• **DATA ENTRIES**:
════════════════════

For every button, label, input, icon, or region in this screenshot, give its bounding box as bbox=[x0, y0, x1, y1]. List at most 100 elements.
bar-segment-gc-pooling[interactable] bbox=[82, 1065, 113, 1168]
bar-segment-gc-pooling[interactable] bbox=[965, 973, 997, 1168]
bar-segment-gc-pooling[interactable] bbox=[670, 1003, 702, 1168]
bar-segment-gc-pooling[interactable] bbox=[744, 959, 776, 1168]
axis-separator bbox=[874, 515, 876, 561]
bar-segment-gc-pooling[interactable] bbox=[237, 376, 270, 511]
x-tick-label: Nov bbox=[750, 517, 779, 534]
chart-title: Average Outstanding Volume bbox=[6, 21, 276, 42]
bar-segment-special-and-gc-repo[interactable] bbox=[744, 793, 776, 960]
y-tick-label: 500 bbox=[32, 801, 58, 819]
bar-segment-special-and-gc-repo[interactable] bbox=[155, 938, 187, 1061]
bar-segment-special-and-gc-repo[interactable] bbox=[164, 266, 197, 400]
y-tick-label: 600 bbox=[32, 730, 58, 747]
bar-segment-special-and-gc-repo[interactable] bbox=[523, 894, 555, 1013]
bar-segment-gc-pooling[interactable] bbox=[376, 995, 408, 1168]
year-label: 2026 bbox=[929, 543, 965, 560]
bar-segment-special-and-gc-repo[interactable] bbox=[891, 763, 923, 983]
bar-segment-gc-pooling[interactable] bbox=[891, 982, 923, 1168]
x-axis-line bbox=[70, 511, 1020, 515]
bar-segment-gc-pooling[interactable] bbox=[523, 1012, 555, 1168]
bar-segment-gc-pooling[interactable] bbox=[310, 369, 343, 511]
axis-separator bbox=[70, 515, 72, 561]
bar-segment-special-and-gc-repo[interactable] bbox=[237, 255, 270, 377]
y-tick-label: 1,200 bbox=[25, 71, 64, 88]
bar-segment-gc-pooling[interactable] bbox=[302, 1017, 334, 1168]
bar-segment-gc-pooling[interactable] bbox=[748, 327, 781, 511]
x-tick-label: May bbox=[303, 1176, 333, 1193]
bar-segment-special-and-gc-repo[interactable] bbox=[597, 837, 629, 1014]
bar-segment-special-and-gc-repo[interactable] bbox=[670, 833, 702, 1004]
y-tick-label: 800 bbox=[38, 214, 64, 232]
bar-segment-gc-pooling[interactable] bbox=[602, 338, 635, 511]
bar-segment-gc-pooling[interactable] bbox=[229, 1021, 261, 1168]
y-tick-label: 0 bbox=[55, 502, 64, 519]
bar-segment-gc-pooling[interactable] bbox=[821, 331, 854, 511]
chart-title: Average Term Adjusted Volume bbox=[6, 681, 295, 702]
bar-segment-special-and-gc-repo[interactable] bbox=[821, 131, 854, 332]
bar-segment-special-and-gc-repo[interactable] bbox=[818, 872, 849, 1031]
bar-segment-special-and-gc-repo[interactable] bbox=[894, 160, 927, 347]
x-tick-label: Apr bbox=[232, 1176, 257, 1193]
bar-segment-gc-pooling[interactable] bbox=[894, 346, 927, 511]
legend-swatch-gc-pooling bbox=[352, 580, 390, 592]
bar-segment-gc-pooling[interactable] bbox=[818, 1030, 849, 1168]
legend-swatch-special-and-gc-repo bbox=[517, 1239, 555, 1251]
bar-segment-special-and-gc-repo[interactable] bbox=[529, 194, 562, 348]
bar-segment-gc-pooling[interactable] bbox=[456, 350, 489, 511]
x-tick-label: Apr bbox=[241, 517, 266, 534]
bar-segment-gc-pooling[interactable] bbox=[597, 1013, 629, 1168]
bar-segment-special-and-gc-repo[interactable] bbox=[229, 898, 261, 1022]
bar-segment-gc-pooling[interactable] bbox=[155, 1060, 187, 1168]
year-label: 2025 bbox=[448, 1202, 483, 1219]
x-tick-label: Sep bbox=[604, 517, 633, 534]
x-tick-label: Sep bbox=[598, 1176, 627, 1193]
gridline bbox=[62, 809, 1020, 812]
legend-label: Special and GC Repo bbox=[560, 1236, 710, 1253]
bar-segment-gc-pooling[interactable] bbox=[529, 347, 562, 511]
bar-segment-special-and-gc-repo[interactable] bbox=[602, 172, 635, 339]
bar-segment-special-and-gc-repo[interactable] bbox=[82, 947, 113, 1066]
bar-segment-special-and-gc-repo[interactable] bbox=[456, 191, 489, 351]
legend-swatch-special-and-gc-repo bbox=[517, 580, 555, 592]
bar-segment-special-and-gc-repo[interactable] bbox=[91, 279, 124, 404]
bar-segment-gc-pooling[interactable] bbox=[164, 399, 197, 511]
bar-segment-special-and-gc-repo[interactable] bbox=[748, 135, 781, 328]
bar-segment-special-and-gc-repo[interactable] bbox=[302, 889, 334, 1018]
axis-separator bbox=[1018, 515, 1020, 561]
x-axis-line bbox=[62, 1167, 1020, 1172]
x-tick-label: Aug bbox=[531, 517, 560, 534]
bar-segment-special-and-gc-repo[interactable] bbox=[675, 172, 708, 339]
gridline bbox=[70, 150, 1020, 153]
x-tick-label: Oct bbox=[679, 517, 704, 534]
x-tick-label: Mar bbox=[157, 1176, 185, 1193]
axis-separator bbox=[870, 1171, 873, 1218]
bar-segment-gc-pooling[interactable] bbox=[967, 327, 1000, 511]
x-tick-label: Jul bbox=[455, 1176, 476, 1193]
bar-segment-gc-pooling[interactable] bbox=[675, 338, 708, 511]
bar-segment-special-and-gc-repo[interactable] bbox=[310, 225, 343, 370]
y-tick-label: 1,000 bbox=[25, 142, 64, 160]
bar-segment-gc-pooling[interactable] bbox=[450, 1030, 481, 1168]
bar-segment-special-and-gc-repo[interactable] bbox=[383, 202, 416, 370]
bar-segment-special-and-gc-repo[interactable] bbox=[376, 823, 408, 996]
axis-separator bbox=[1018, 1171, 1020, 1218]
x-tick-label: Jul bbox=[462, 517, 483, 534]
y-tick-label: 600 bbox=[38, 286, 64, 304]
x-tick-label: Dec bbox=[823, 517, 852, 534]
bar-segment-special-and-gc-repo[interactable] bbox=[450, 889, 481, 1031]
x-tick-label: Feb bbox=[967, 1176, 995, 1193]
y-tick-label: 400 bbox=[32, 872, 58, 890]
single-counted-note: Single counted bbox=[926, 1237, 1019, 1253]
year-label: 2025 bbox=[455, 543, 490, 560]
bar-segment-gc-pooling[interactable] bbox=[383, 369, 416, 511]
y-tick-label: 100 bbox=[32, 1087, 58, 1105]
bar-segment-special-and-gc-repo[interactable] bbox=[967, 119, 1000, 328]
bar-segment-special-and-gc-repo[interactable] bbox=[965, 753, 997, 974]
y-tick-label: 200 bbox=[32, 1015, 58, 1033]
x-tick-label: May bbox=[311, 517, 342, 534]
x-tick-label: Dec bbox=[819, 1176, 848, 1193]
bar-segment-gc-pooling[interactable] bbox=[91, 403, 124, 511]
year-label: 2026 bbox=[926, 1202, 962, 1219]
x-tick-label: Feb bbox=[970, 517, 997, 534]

════════════════════

• **REQUIREMENTS**:
Extract from the listing every line that contains the string "chart".

• **WRITTEN SOLUTION**:
chart-title: Average Outstanding Volume bbox=[6, 21, 276, 42]
chart-title: Average Term Adjusted Volume bbox=[6, 681, 295, 702]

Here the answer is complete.